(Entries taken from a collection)
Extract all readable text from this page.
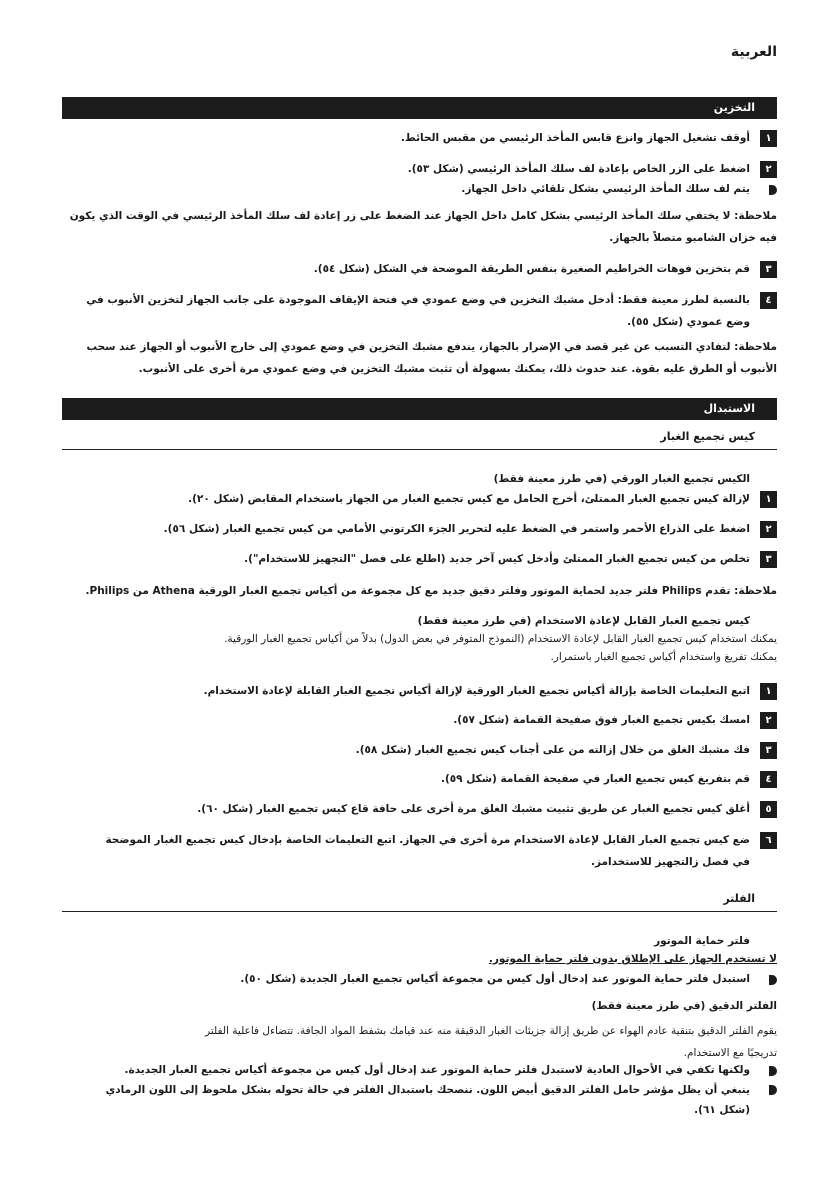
العربية
التخزين
١
أوقف تشغيل الجهاز وانزع قابس المأخذ الرئيسي من مقبس الحائط.
٢
اضغط على الزر الخاص بإعادة لف سلك المأخذ الرئيسي (شكل ٥٣).
يتم لف سلك المأخذ الرئيسي بشكل تلقائي داخل الجهاز.
ملاحظة: لا يختفي سلك المأخذ الرئيسي بشكل كامل داخل الجهاز عند الضغط على زر إعادة لف سلك المأخذ الرئيسي في الوقت الذي يكون
فيه خزان الشامبو متصلاً بالجهاز.
٣
قم بتخزين فوهات الخراطيم الصغيرة بنفس الطريقة الموضحة في الشكل (شكل ٥٤).
٤
بالنسبة لطرز معينة فقط: أدخل مشبك التخزين في وضع عمودي في فتحة الإيقاف الموجودة على جانب الجهاز لتخزين الأنبوب في
وضع عمودي (شكل ٥٥).
ملاحظة: لتفادي التسبب عن غير قصد في الإضرار بالجهاز، يندفع مشبك التخزين في وضع عمودي إلى خارج الأنبوب أو الجهاز عند سحب
الأنبوب أو الطرق عليه بقوة. عند حدوث ذلك، يمكنك بسهولة أن تثبت مشبك التخزين في وضع عمودي مرة أخرى على الأنبوب.
الاستبدال
كيس تجميع الغبار
الكيس تجميع الغبار الورقي (في طرز معينة فقط)
١
لإزالة كيس تجميع الغبار الممتلئ، أخرج الحامل مع كيس تجميع الغبار من الجهاز باستخدام المقابض (شكل ٢٠).
٢
اضغط على الذراع الأحمر واستمر في الضغط عليه لتحرير الجزء الكرتوني الأمامي من كيس تجميع الغبار (شكل ٥٦).
٣
تخلص من كيس تجميع الغبار الممتلئ وأدخل كيس آخر جديد (اطلع على فصل "التجهيز للاستخدام").
ملاحظة: تقدم Philips فلتر جديد لحماية الموتور وفلتر دقيق جديد مع كل مجموعة من أكياس تجميع الغبار الورقية Athena من Philips.
كيس تجميع الغبار القابل لإعادة الاستخدام (في طرز معينة فقط)
يمكنك استخدام كيس تجميع الغبار القابل لإعادة الاستخدام (النموذج المتوفر في بعض الدول) بدلاً من أكياس تجميع الغبار الورقية.
يمكنك تفريغ واستخدام أكياس تجميع الغبار باستمرار.
١
اتبع التعليمات الخاصة بإزالة أكياس تجميع الغبار الورقية لإزالة أكياس تجميع الغبار القابلة لإعادة الاستخدام.
٢
امسك بكيس تجميع الغبار فوق صفيحة القمامة (شكل ٥٧).
٣
فك مشبك الغلق من خلال إزالته من على أجناب كيس تجميع الغبار (شكل ٥٨).
٤
قم بتفريغ كيس تجميع الغبار في صفيحة القمامة (شكل ٥٩).
٥
أغلق كيس تجميع الغبار عن طريق تثبيت مشبك الغلق مرة أخرى على حافة قاع كيس تجميع الغبار (شكل ٦٠).
٦
ضع كيس تجميع الغبار القابل لإعادة الاستخدام مرة أخرى في الجهاز. اتبع التعليمات الخاصة بإدخال كيس تجميع الغبار الموضحة
في فصل زالتجهيز للاستخدامز.
الفلتر
فلتر حماية الموتور
لا تستخدم الجهاز على الإطلاق بدون فلتر حماية الموتور.
استبدل فلتر حماية الموتور عند إدخال أول كيس من مجموعة أكياس تجميع الغبار الجديدة (شكل ٥٠).
الفلتر الدقيق (في طرز معينة فقط)
يقوم الفلتر الدقيق بتنقية عادم الهواء عن طريق إزالة جزيئات الغبار الدقيقة منه عند قيامك بشفط المواد الجافة. تتضاءل فاعلية الفلتر
تدريجيًا مع الاستخدام.
ولكنها تكفي في الأحوال العادية لاستبدل فلتر حماية الموتور عند إدخال أول كيس من مجموعة أكياس تجميع الغبار الجديدة.
ينبغي أن يظل مؤشر حامل الفلتر الدقيق أبيض اللون. ننصحك باستبدال الفلتر في حالة تحوله بشكل ملحوظ إلى اللون الرمادي
(شكل ٦١).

- What you should do -
From the entries above, copy out every line where the string "داخل" appears.

- Worked answer -
يتم لف سلك المأخذ الرئيسي بشكل تلقائي داخل الجهاز.
ملاحظة: لا يختفي سلك المأخذ الرئيسي بشكل كامل داخل الجهاز عند الضغط على زر إعادة لف سلك المأخذ الرئيسي في الوقت الذي يكون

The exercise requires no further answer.